------ Supplied records

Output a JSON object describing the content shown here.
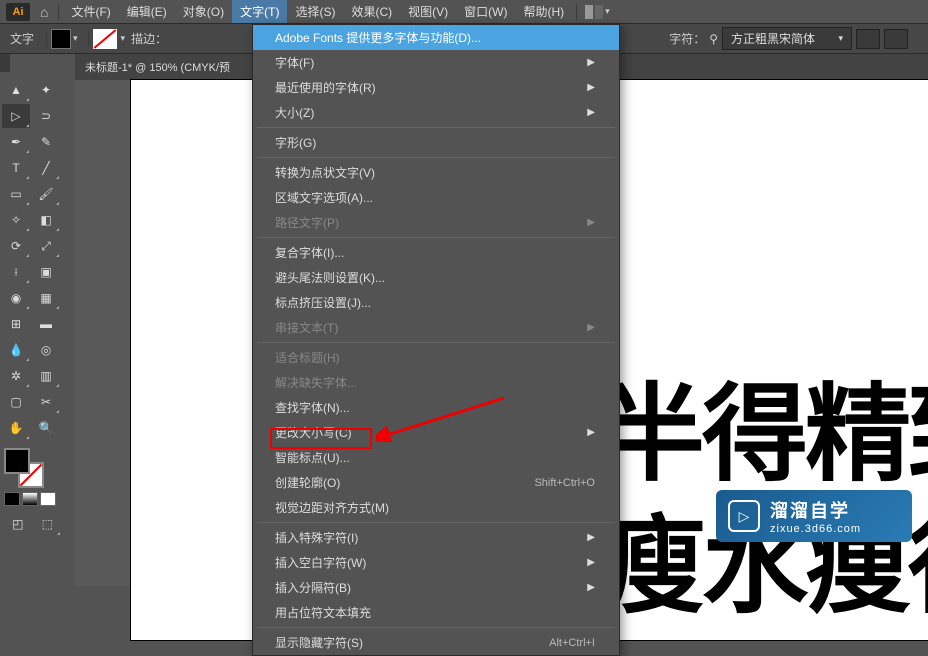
{
  "app": {
    "logo": "Ai"
  },
  "menubar": {
    "items": [
      {
        "label": "文件(F)"
      },
      {
        "label": "编辑(E)"
      },
      {
        "label": "对象(O)"
      },
      {
        "label": "文字(T)",
        "active": true
      },
      {
        "label": "选择(S)"
      },
      {
        "label": "效果(C)"
      },
      {
        "label": "视图(V)"
      },
      {
        "label": "窗口(W)"
      },
      {
        "label": "帮助(H)"
      }
    ]
  },
  "options": {
    "label": "文字",
    "stroke_label": "描边：",
    "char_label": "字符：",
    "font_name": "方正粗黑宋简体"
  },
  "doc": {
    "tab": "未标题-1* @ 150% (CMYK/预"
  },
  "canvas": {
    "text1": "半得精致",
    "text2": "瘦水痩得雷"
  },
  "dropdown": {
    "items": [
      {
        "label": "Adobe Fonts 提供更多字体与功能(D)...",
        "hl": true
      },
      {
        "label": "字体(F)",
        "sub": true
      },
      {
        "label": "最近使用的字体(R)",
        "sub": true
      },
      {
        "label": "大小(Z)",
        "sub": true
      },
      {
        "sep": true
      },
      {
        "label": "字形(G)"
      },
      {
        "sep": true
      },
      {
        "label": "转换为点状文字(V)"
      },
      {
        "label": "区域文字选项(A)..."
      },
      {
        "label": "路径文字(P)",
        "sub": true,
        "disabled": true
      },
      {
        "sep": true
      },
      {
        "label": "复合字体(I)..."
      },
      {
        "label": "避头尾法则设置(K)..."
      },
      {
        "label": "标点挤压设置(J)..."
      },
      {
        "label": "串接文本(T)",
        "sub": true,
        "disabled": true
      },
      {
        "sep": true
      },
      {
        "label": "适合标题(H)",
        "disabled": true
      },
      {
        "label": "解决缺失字体...",
        "disabled": true
      },
      {
        "label": "查找字体(N)..."
      },
      {
        "label": "更改大小写(C)",
        "sub": true
      },
      {
        "label": "智能标点(U)..."
      },
      {
        "label": "创建轮廓(O)",
        "shortcut": "Shift+Ctrl+O"
      },
      {
        "label": "视觉边距对齐方式(M)"
      },
      {
        "sep": true
      },
      {
        "label": "插入特殊字符(I)",
        "sub": true
      },
      {
        "label": "插入空白字符(W)",
        "sub": true
      },
      {
        "label": "插入分隔符(B)",
        "sub": true
      },
      {
        "label": "用占位符文本填充"
      },
      {
        "sep": true
      },
      {
        "label": "显示隐藏字符(S)",
        "shortcut": "Alt+Ctrl+I"
      }
    ]
  },
  "watermark": {
    "title": "溜溜自学",
    "url": "zixue.3d66.com"
  }
}
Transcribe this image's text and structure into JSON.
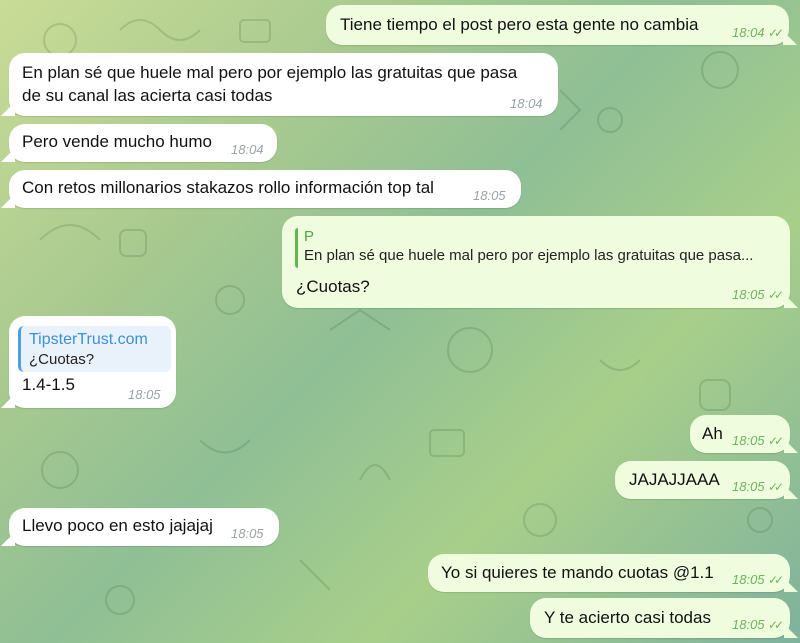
{
  "messages": [
    {
      "text": "Tiene tiempo el post pero esta gente no cambia",
      "time": "18:04"
    },
    {
      "text": "En plan sé que huele mal pero por ejemplo las gratuitas que pasa",
      "text2": "de su canal las acierta casi todas",
      "time": "18:04"
    },
    {
      "text": "Pero vende mucho humo",
      "time": "18:04"
    },
    {
      "text": "Con retos millonarios stakazos rollo información top tal",
      "time": "18:05"
    },
    {
      "reply_name": "P",
      "reply_text": "En plan sé que huele mal pero por ejemplo las gratuitas que pasa...",
      "text": "¿Cuotas?",
      "time": "18:05"
    },
    {
      "link_title": "TipsterTrust.com",
      "link_sub": "¿Cuotas?",
      "text": "1.4-1.5",
      "time": "18:05"
    },
    {
      "text": "Ah",
      "time": "18:05"
    },
    {
      "text": "JAJAJJAAA",
      "time": "18:05"
    },
    {
      "text": "Llevo poco en esto jajajaj",
      "time": "18:05"
    },
    {
      "text": "Yo si quieres te mando cuotas @1.1",
      "time": "18:05"
    },
    {
      "text": "Y te acierto casi todas",
      "time": "18:05"
    }
  ],
  "read_check": "✓✓",
  "colors": {
    "outgoing": "#effdde",
    "incoming": "#ffffff",
    "accent": "#5fb84f",
    "link": "#3d8fd6"
  }
}
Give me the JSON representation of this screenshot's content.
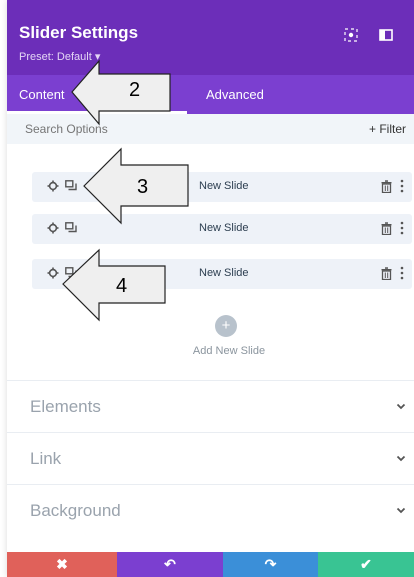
{
  "header": {
    "title": "Slider Settings",
    "preset": "Preset: Default ▾",
    "bg_color": "#6c2eb9",
    "icons": [
      "focus-icon",
      "sidebar-toggle-icon"
    ]
  },
  "tabs": [
    {
      "label": "Content",
      "active": true
    },
    {
      "label": "Advanced",
      "active": false
    }
  ],
  "search": {
    "placeholder": "Search Options",
    "filter_label": "+ Filter"
  },
  "slides": [
    {
      "label": "New Slide"
    },
    {
      "label": "New Slide"
    },
    {
      "label": "New Slide"
    }
  ],
  "add_slide": {
    "icon": "+",
    "label": "Add New Slide"
  },
  "sections": [
    {
      "label": "Elements"
    },
    {
      "label": "Link"
    },
    {
      "label": "Background"
    }
  ],
  "bottom_bar": {
    "cancel": {
      "glyph": "✖",
      "color": "#e0615a"
    },
    "undo": {
      "glyph": "↶",
      "color": "#7b3fd0"
    },
    "redo": {
      "glyph": "↷",
      "color": "#3b8fd8"
    },
    "save": {
      "glyph": "✔",
      "color": "#39c493"
    }
  },
  "callouts": [
    {
      "number": "2"
    },
    {
      "number": "3"
    },
    {
      "number": "4"
    }
  ]
}
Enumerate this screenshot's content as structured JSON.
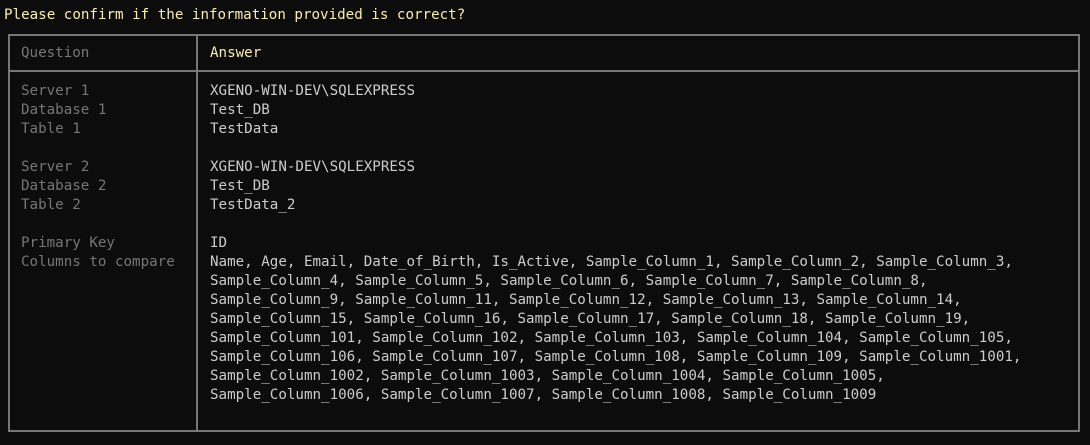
{
  "prompt": "Please confirm if the information provided is correct?",
  "table": {
    "header_question": "Question",
    "header_answer": "Answer",
    "server1": {
      "label": "Server 1",
      "value": "XGENO-WIN-DEV\\SQLEXPRESS"
    },
    "database1": {
      "label": "Database 1",
      "value": "Test_DB"
    },
    "table1": {
      "label": "Table 1",
      "value": "TestData"
    },
    "server2": {
      "label": "Server 2",
      "value": "XGENO-WIN-DEV\\SQLEXPRESS"
    },
    "database2": {
      "label": "Database 2",
      "value": "Test_DB"
    },
    "table2": {
      "label": "Table 2",
      "value": "TestData_2"
    },
    "primary_key": {
      "label": "Primary Key",
      "value": "ID"
    },
    "columns": {
      "label": "Columns to compare",
      "lines": [
        "Name, Age, Email, Date_of_Birth, Is_Active, Sample_Column_1, Sample_Column_2, Sample_Column_3,",
        "Sample_Column_4, Sample_Column_5, Sample_Column_6, Sample_Column_7, Sample_Column_8,",
        "Sample_Column_9, Sample_Column_11, Sample_Column_12, Sample_Column_13, Sample_Column_14,",
        "Sample_Column_15, Sample_Column_16, Sample_Column_17, Sample_Column_18, Sample_Column_19,",
        "Sample_Column_101, Sample_Column_102, Sample_Column_103, Sample_Column_104, Sample_Column_105,",
        "Sample_Column_106, Sample_Column_107, Sample_Column_108, Sample_Column_109, Sample_Column_1001,",
        "Sample_Column_1002, Sample_Column_1003, Sample_Column_1004, Sample_Column_1005,",
        "Sample_Column_1006, Sample_Column_1007, Sample_Column_1008, Sample_Column_1009"
      ]
    }
  }
}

------------

Report the number of lines of the listing above that hold the string "todas", with no other text.

**Solution to the exercise:** 2